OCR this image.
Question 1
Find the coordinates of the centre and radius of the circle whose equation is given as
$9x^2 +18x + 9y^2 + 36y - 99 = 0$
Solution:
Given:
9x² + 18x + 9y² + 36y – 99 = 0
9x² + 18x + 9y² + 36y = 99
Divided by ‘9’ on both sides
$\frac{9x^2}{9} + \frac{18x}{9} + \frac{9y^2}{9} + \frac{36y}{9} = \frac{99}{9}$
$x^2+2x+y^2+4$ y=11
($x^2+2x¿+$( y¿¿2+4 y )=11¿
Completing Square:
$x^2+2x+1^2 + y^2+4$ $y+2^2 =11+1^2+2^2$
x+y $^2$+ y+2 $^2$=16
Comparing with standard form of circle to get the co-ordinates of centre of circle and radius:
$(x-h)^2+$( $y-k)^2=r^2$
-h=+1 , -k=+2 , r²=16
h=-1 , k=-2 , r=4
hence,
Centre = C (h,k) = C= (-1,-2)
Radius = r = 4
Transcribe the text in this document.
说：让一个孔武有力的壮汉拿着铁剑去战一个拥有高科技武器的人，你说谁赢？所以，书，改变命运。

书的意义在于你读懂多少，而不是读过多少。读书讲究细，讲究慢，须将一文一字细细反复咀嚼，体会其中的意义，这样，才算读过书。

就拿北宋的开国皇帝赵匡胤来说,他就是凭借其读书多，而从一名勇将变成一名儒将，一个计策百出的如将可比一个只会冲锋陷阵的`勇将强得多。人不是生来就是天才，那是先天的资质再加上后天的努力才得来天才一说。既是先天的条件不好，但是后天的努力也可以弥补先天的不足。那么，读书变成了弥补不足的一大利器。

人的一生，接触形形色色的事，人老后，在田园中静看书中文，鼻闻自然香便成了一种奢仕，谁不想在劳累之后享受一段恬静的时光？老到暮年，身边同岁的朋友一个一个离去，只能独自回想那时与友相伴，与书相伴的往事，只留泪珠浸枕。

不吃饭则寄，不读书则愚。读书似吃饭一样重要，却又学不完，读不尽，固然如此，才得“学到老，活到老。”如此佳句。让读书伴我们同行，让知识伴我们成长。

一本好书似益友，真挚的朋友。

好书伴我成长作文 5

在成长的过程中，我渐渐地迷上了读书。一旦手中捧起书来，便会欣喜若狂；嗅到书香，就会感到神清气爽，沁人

[Problem to solve] Everything from the line with "Transcribe the text in this document." to the end of the listing above needs to be duplicated exactly, both end lines included, with nothing more.

[Correct response]
Transcribe the text in this document.
说：让一个孔武有力的壮汉拿着铁剑去战一个拥有高科技武器的人，你说谁赢？所以，书，改变命运。

书的意义在于你读懂多少，而不是读过多少。读书讲究细，讲究慢，须将一文一字细细反复咀嚼，体会其中的意义，这样，才算读过书。

就拿北宋的开国皇帝赵匡胤来说,他就是凭借其读书多，而从一名勇将变成一名儒将，一个计策百出的如将可比一个只会冲锋陷阵的`勇将强得多。人不是生来就是天才，那是先天的资质再加上后天的努力才得来天才一说。既是先天的条件不好，但是后天的努力也可以弥补先天的不足。那么，读书变成了弥补不足的一大利器。

人的一生，接触形形色色的事，人老后，在田园中静看书中文，鼻闻自然香便成了一种奢仕，谁不想在劳累之后享受一段恬静的时光？老到暮年，身边同岁的朋友一个一个离去，只能独自回想那时与友相伴，与书相伴的往事，只留泪珠浸枕。

不吃饭则寄，不读书则愚。读书似吃饭一样重要，却又学不完，读不尽，固然如此，才得“学到老，活到老。”如此佳句。让读书伴我们同行，让知识伴我们成长。

一本好书似益友，真挚的朋友。

好书伴我成长作文 5

在成长的过程中，我渐渐地迷上了读书。一旦手中捧起书来，便会欣喜若狂；嗅到书香，就会感到神清气爽，沁人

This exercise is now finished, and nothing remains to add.